(Saved entries)

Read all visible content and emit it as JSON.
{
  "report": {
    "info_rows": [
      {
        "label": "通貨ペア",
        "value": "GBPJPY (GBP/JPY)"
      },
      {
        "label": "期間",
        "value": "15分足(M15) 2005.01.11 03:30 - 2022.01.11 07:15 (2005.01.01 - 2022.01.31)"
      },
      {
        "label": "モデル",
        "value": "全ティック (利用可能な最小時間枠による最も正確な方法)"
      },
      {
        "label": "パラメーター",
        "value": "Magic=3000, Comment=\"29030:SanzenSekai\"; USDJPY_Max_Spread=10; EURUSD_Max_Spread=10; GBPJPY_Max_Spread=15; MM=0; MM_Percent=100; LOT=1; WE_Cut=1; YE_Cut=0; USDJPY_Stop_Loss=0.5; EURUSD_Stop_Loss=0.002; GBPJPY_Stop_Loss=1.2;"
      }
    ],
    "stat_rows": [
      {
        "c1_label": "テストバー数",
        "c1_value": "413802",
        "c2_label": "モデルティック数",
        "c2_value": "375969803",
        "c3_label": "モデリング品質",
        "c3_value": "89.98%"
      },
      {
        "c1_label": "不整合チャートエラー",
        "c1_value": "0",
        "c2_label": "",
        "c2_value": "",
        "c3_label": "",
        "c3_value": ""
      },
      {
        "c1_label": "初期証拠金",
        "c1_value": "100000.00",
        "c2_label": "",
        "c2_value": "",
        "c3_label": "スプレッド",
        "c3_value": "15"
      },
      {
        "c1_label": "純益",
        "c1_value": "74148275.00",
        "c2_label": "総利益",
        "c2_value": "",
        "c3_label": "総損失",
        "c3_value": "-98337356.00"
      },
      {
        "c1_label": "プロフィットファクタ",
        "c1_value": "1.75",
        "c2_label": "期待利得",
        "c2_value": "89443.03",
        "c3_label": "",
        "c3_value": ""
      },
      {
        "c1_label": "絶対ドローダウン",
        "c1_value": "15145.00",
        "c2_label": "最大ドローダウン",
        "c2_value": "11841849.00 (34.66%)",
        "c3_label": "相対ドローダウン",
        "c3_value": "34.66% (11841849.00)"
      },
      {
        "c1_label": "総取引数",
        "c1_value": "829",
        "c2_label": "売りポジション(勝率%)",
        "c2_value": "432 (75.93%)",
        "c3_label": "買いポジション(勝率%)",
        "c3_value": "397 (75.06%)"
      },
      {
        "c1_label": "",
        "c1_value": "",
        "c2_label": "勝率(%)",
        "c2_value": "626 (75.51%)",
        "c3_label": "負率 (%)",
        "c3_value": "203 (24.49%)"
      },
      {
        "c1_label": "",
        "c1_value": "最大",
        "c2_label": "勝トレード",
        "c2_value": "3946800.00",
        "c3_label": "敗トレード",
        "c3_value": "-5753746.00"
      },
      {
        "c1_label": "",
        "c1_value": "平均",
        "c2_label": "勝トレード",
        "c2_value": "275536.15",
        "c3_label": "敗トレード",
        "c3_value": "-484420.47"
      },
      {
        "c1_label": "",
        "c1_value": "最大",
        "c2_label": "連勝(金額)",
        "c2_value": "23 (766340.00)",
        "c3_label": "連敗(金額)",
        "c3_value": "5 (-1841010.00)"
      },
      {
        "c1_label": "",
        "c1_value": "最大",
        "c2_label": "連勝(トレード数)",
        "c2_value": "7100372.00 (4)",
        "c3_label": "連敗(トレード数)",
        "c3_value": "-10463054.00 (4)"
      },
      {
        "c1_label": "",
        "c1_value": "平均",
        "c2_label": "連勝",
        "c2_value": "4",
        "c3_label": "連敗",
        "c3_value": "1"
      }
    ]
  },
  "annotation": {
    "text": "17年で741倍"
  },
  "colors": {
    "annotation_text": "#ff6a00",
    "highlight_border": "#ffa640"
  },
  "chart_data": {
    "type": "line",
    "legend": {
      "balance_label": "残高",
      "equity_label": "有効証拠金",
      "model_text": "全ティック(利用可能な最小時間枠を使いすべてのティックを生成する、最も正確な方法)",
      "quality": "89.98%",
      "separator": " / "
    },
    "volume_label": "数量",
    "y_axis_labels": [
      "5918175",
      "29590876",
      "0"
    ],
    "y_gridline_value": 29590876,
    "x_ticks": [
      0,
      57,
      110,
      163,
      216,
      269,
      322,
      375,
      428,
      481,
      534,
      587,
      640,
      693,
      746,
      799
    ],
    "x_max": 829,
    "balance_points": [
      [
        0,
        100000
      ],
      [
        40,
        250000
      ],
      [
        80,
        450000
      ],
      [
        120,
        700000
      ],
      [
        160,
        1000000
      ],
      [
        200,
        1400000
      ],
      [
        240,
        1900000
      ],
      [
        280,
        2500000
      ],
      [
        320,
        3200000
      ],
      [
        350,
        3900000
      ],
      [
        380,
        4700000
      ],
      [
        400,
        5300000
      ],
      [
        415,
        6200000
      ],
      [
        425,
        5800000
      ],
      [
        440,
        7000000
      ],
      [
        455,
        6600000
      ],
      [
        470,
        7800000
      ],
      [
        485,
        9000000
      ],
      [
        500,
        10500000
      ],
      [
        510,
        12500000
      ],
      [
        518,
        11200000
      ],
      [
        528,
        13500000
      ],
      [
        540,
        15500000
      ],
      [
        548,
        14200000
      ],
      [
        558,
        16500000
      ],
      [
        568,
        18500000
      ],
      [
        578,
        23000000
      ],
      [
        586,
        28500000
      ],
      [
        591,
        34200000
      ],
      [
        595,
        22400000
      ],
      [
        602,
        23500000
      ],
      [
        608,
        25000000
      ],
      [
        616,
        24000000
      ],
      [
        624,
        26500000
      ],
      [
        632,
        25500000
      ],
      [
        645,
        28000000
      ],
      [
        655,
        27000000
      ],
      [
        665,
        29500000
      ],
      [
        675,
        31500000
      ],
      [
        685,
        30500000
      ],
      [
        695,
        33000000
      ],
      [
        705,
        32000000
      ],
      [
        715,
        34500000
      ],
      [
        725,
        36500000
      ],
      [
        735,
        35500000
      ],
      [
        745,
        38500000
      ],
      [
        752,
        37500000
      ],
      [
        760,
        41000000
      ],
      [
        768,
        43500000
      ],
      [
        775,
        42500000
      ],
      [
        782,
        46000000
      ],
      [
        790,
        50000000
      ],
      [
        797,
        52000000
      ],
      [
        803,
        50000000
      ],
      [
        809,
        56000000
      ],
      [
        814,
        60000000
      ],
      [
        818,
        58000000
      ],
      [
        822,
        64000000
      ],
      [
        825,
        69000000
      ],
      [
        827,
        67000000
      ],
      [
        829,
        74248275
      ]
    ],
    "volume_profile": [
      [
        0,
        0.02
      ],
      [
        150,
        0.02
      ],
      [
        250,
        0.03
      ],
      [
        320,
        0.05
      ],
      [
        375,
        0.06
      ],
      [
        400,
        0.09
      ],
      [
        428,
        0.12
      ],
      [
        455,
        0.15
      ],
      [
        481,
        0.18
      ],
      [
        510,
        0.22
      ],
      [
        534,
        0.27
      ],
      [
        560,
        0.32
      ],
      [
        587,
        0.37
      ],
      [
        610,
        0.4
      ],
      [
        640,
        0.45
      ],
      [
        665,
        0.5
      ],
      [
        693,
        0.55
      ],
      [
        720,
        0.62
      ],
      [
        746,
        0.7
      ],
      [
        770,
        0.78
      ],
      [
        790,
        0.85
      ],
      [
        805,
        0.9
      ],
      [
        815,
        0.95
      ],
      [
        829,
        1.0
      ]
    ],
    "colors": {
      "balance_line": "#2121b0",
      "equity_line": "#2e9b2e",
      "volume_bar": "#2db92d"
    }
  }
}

- **Problem statement**
Output the full listing without altering anything.

- **Full output**
Read all visible content and emit it as JSON.
{
  "report": {
    "info_rows": [
      {
        "label": "通貨ペア",
        "value": "GBPJPY (GBP/JPY)"
      },
      {
        "label": "期間",
        "value": "15分足(M15) 2005.01.11 03:30 - 2022.01.11 07:15 (2005.01.01 - 2022.01.31)"
      },
      {
        "label": "モデル",
        "value": "全ティック (利用可能な最小時間枠による最も正確な方法)"
      },
      {
        "label": "パラメーター",
        "value": "Magic=3000, Comment=\"29030:SanzenSekai\"; USDJPY_Max_Spread=10; EURUSD_Max_Spread=10; GBPJPY_Max_Spread=15; MM=0; MM_Percent=100; LOT=1; WE_Cut=1; YE_Cut=0; USDJPY_Stop_Loss=0.5; EURUSD_Stop_Loss=0.002; GBPJPY_Stop_Loss=1.2;"
      }
    ],
    "stat_rows": [
      {
        "c1_label": "テストバー数",
        "c1_value": "413802",
        "c2_label": "モデルティック数",
        "c2_value": "375969803",
        "c3_label": "モデリング品質",
        "c3_value": "89.98%"
      },
      {
        "c1_label": "不整合チャートエラー",
        "c1_value": "0",
        "c2_label": "",
        "c2_value": "",
        "c3_label": "",
        "c3_value": ""
      },
      {
        "c1_label": "初期証拠金",
        "c1_value": "100000.00",
        "c2_label": "",
        "c2_value": "",
        "c3_label": "スプレッド",
        "c3_value": "15"
      },
      {
        "c1_label": "純益",
        "c1_value": "74148275.00",
        "c2_label": "総利益",
        "c2_value": "",
        "c3_label": "総損失",
        "c3_value": "-98337356.00"
      },
      {
        "c1_label": "プロフィットファクタ",
        "c1_value": "1.75",
        "c2_label": "期待利得",
        "c2_value": "89443.03",
        "c3_label": "",
        "c3_value": ""
      },
      {
        "c1_label": "絶対ドローダウン",
        "c1_value": "15145.00",
        "c2_label": "最大ドローダウン",
        "c2_value": "11841849.00 (34.66%)",
        "c3_label": "相対ドローダウン",
        "c3_value": "34.66% (11841849.00)"
      },
      {
        "c1_label": "総取引数",
        "c1_value": "829",
        "c2_label": "売りポジション(勝率%)",
        "c2_value": "432 (75.93%)",
        "c3_label": "買いポジション(勝率%)",
        "c3_value": "397 (75.06%)"
      },
      {
        "c1_label": "",
        "c1_value": "",
        "c2_label": "勝率(%)",
        "c2_value": "626 (75.51%)",
        "c3_label": "負率 (%)",
        "c3_value": "203 (24.49%)"
      },
      {
        "c1_label": "",
        "c1_value": "最大",
        "c2_label": "勝トレード",
        "c2_value": "3946800.00",
        "c3_label": "敗トレード",
        "c3_value": "-5753746.00"
      },
      {
        "c1_label": "",
        "c1_value": "平均",
        "c2_label": "勝トレード",
        "c2_value": "275536.15",
        "c3_label": "敗トレード",
        "c3_value": "-484420.47"
      },
      {
        "c1_label": "",
        "c1_value": "最大",
        "c2_label": "連勝(金額)",
        "c2_value": "23 (766340.00)",
        "c3_label": "連敗(金額)",
        "c3_value": "5 (-1841010.00)"
      },
      {
        "c1_label": "",
        "c1_value": "最大",
        "c2_label": "連勝(トレード数)",
        "c2_value": "7100372.00 (4)",
        "c3_label": "連敗(トレード数)",
        "c3_value": "-10463054.00 (4)"
      },
      {
        "c1_label": "",
        "c1_value": "平均",
        "c2_label": "連勝",
        "c2_value": "4",
        "c3_label": "連敗",
        "c3_value": "1"
      }
    ]
  },
  "annotation": {
    "text": "17年で741倍"
  },
  "colors": {
    "annotation_text": "#ff6a00",
    "highlight_border": "#ffa640"
  },
  "chart_data": {
    "type": "line",
    "legend": {
      "balance_label": "残高",
      "equity_label": "有効証拠金",
      "model_text": "全ティック(利用可能な最小時間枠を使いすべてのティックを生成する、最も正確な方法)",
      "quality": "89.98%",
      "separator": " / "
    },
    "volume_label": "数量",
    "y_axis_labels": [
      "5918175",
      "29590876",
      "0"
    ],
    "y_gridline_value": 29590876,
    "x_ticks": [
      0,
      57,
      110,
      163,
      216,
      269,
      322,
      375,
      428,
      481,
      534,
      587,
      640,
      693,
      746,
      799
    ],
    "x_max": 829,
    "balance_points": [
      [
        0,
        100000
      ],
      [
        40,
        250000
      ],
      [
        80,
        450000
      ],
      [
        120,
        700000
      ],
      [
        160,
        1000000
      ],
      [
        200,
        1400000
      ],
      [
        240,
        1900000
      ],
      [
        280,
        2500000
      ],
      [
        320,
        3200000
      ],
      [
        350,
        3900000
      ],
      [
        380,
        4700000
      ],
      [
        400,
        5300000
      ],
      [
        415,
        6200000
      ],
      [
        425,
        5800000
      ],
      [
        440,
        7000000
      ],
      [
        455,
        6600000
      ],
      [
        470,
        7800000
      ],
      [
        485,
        9000000
      ],
      [
        500,
        10500000
      ],
      [
        510,
        12500000
      ],
      [
        518,
        11200000
      ],
      [
        528,
        13500000
      ],
      [
        540,
        15500000
      ],
      [
        548,
        14200000
      ],
      [
        558,
        16500000
      ],
      [
        568,
        18500000
      ],
      [
        578,
        23000000
      ],
      [
        586,
        28500000
      ],
      [
        591,
        34200000
      ],
      [
        595,
        22400000
      ],
      [
        602,
        23500000
      ],
      [
        608,
        25000000
      ],
      [
        616,
        24000000
      ],
      [
        624,
        26500000
      ],
      [
        632,
        25500000
      ],
      [
        645,
        28000000
      ],
      [
        655,
        27000000
      ],
      [
        665,
        29500000
      ],
      [
        675,
        31500000
      ],
      [
        685,
        30500000
      ],
      [
        695,
        33000000
      ],
      [
        705,
        32000000
      ],
      [
        715,
        34500000
      ],
      [
        725,
        36500000
      ],
      [
        735,
        35500000
      ],
      [
        745,
        38500000
      ],
      [
        752,
        37500000
      ],
      [
        760,
        41000000
      ],
      [
        768,
        43500000
      ],
      [
        775,
        42500000
      ],
      [
        782,
        46000000
      ],
      [
        790,
        50000000
      ],
      [
        797,
        52000000
      ],
      [
        803,
        50000000
      ],
      [
        809,
        56000000
      ],
      [
        814,
        60000000
      ],
      [
        818,
        58000000
      ],
      [
        822,
        64000000
      ],
      [
        825,
        69000000
      ],
      [
        827,
        67000000
      ],
      [
        829,
        74248275
      ]
    ],
    "volume_profile": [
      [
        0,
        0.02
      ],
      [
        150,
        0.02
      ],
      [
        250,
        0.03
      ],
      [
        320,
        0.05
      ],
      [
        375,
        0.06
      ],
      [
        400,
        0.09
      ],
      [
        428,
        0.12
      ],
      [
        455,
        0.15
      ],
      [
        481,
        0.18
      ],
      [
        510,
        0.22
      ],
      [
        534,
        0.27
      ],
      [
        560,
        0.32
      ],
      [
        587,
        0.37
      ],
      [
        610,
        0.4
      ],
      [
        640,
        0.45
      ],
      [
        665,
        0.5
      ],
      [
        693,
        0.55
      ],
      [
        720,
        0.62
      ],
      [
        746,
        0.7
      ],
      [
        770,
        0.78
      ],
      [
        790,
        0.85
      ],
      [
        805,
        0.9
      ],
      [
        815,
        0.95
      ],
      [
        829,
        1.0
      ]
    ],
    "colors": {
      "balance_line": "#2121b0",
      "equity_line": "#2e9b2e",
      "volume_bar": "#2db92d"
    }
  }
}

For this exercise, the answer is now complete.